Count, in the entries, the lines with "оригинала". Answer with the number only.

## Start Material for this exercise

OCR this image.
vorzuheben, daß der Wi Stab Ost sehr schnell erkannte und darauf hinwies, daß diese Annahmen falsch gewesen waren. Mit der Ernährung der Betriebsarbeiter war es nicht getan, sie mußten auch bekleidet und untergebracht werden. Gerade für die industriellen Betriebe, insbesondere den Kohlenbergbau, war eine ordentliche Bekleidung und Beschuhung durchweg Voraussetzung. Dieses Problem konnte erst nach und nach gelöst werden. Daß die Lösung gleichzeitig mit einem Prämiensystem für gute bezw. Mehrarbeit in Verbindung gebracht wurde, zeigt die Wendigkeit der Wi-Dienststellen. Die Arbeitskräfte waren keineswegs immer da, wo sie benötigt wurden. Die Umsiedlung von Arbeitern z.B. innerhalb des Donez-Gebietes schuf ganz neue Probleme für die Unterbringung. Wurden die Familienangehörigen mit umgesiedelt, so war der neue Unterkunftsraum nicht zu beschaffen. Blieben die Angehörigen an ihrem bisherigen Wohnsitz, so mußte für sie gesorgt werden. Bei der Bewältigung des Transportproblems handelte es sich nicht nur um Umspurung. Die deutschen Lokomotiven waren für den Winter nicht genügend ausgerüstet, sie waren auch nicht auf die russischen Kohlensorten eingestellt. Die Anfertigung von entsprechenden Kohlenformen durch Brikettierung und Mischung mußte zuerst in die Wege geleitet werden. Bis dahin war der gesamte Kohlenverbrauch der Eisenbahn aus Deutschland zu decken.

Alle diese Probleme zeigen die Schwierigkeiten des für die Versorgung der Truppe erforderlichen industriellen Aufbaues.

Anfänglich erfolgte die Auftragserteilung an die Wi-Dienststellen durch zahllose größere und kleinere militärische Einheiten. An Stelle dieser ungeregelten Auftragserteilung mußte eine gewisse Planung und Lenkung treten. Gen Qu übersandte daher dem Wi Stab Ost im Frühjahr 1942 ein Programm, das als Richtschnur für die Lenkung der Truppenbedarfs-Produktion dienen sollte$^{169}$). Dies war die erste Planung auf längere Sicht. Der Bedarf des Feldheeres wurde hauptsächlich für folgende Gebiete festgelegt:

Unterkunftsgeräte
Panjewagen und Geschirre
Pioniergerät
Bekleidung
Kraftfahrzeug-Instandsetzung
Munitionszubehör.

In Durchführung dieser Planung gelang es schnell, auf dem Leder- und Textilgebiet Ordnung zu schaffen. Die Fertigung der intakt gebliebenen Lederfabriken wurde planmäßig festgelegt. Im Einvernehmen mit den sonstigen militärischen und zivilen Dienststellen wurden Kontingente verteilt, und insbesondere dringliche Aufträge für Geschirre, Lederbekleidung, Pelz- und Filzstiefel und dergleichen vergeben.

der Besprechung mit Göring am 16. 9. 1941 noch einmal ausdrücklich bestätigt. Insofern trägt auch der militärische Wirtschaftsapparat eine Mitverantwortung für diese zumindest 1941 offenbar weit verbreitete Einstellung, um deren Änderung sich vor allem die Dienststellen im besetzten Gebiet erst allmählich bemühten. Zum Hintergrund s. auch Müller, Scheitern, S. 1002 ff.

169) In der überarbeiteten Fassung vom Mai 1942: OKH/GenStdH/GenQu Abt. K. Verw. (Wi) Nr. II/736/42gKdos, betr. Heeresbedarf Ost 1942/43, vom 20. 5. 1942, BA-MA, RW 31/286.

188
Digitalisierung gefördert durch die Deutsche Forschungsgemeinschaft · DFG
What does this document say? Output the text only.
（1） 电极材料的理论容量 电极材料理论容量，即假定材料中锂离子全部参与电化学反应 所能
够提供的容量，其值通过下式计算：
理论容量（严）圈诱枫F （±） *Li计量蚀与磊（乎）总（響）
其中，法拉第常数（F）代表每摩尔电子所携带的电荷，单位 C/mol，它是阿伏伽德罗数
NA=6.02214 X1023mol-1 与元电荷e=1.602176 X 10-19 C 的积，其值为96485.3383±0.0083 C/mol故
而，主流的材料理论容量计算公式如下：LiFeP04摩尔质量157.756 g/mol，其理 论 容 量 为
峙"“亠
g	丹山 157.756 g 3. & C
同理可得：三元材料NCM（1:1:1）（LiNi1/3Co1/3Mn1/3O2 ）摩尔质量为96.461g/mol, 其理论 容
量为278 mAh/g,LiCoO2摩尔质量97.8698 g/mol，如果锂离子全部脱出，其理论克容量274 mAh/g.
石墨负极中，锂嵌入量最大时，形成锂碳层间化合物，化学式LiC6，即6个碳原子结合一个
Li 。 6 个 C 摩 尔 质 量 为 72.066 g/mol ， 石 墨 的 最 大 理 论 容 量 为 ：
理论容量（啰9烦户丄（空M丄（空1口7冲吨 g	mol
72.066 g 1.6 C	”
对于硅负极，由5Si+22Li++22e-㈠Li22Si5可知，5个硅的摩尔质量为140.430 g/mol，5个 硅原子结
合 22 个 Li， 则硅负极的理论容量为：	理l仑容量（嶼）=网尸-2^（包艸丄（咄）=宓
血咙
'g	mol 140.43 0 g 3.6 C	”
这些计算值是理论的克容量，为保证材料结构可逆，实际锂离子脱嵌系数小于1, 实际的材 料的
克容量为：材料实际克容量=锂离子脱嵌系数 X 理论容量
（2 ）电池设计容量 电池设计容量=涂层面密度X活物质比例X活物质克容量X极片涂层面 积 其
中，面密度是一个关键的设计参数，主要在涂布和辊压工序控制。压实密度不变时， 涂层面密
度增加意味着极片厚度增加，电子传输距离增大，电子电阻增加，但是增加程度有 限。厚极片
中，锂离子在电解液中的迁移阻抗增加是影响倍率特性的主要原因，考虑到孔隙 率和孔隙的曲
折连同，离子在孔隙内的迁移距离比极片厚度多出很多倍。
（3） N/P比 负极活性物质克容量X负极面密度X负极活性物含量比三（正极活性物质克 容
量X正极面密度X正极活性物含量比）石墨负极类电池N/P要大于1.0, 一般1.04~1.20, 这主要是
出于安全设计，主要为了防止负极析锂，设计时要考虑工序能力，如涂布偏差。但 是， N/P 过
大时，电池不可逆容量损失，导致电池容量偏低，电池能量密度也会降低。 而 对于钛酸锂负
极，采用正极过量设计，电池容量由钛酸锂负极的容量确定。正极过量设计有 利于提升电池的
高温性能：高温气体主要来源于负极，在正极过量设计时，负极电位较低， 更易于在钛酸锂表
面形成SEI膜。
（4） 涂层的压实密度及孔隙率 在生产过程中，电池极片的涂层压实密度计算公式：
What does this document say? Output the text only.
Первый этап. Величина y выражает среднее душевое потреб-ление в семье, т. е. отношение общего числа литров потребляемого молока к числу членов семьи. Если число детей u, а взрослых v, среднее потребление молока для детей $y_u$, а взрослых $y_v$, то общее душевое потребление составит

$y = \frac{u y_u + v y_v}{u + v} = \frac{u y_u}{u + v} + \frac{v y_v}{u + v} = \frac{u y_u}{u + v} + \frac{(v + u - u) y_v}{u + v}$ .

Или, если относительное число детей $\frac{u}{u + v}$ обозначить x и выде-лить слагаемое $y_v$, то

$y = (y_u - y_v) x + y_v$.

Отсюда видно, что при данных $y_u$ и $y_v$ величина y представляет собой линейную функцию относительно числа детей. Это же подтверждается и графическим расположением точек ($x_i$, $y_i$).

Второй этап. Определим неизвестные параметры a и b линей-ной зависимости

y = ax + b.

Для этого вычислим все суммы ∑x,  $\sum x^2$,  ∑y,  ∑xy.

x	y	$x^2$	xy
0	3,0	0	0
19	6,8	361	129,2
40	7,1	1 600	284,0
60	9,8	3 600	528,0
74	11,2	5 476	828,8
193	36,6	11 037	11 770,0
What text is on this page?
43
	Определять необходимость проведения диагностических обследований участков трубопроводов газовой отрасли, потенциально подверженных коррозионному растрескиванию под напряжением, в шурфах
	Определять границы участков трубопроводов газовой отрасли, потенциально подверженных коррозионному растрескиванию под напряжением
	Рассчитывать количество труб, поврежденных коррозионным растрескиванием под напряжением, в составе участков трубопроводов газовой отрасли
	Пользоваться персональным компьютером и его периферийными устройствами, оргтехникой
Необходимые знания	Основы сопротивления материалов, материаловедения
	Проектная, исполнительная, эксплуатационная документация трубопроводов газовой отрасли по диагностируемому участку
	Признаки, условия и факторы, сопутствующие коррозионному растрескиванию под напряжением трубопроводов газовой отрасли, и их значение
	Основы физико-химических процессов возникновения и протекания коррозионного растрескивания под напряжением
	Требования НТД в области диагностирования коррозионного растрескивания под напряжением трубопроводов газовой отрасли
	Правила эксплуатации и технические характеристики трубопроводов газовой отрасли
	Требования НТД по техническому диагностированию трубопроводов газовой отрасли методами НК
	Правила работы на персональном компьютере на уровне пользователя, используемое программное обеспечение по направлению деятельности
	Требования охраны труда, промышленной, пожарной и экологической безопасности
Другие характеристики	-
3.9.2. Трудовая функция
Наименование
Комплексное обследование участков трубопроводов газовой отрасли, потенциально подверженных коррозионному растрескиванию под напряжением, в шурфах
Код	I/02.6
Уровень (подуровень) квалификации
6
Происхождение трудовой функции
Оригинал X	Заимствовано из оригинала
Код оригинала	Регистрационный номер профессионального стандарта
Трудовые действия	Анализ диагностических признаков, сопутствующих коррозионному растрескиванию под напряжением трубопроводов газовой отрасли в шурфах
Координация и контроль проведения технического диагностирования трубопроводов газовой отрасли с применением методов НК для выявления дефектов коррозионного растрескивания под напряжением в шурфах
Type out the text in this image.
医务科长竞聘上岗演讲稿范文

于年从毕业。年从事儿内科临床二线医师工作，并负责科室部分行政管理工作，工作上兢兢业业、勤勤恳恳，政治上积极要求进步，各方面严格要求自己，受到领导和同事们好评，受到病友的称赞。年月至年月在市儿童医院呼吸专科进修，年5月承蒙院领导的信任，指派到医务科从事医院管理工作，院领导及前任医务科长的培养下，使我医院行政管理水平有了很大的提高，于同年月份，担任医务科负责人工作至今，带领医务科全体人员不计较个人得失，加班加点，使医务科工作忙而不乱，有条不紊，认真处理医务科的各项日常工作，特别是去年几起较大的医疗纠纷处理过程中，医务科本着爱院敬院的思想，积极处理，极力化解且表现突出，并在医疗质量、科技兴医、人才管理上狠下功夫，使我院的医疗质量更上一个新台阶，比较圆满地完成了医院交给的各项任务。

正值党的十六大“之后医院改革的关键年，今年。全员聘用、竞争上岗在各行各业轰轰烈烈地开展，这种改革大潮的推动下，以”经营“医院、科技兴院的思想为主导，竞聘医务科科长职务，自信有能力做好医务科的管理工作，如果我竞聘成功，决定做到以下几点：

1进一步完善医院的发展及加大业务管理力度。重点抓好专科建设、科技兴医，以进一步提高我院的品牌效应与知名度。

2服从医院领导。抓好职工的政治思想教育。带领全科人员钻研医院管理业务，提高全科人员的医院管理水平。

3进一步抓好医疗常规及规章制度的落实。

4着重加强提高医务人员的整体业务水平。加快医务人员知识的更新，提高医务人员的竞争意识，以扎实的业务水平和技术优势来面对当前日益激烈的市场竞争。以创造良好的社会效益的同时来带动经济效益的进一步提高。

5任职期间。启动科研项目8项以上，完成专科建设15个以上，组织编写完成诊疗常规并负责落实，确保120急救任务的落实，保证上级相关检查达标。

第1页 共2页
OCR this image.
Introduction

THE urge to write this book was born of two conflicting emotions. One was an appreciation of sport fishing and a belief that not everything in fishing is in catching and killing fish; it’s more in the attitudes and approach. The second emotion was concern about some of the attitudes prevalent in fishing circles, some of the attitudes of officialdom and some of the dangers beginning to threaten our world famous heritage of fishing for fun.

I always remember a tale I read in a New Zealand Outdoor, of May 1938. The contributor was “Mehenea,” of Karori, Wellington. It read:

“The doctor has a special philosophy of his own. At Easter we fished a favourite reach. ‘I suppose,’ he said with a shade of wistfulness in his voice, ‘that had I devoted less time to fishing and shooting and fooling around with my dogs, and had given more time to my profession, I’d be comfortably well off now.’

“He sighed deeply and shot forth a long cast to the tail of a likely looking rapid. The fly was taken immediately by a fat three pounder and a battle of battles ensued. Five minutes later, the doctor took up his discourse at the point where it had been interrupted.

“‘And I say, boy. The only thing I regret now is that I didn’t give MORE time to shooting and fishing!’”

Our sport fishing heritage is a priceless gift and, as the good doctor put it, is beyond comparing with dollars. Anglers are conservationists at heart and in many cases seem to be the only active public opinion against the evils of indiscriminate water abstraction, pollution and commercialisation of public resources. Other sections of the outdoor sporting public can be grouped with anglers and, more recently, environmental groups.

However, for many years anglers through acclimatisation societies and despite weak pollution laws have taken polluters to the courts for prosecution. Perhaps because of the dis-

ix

## End Material for this exercise

-- Result of the exercise --
2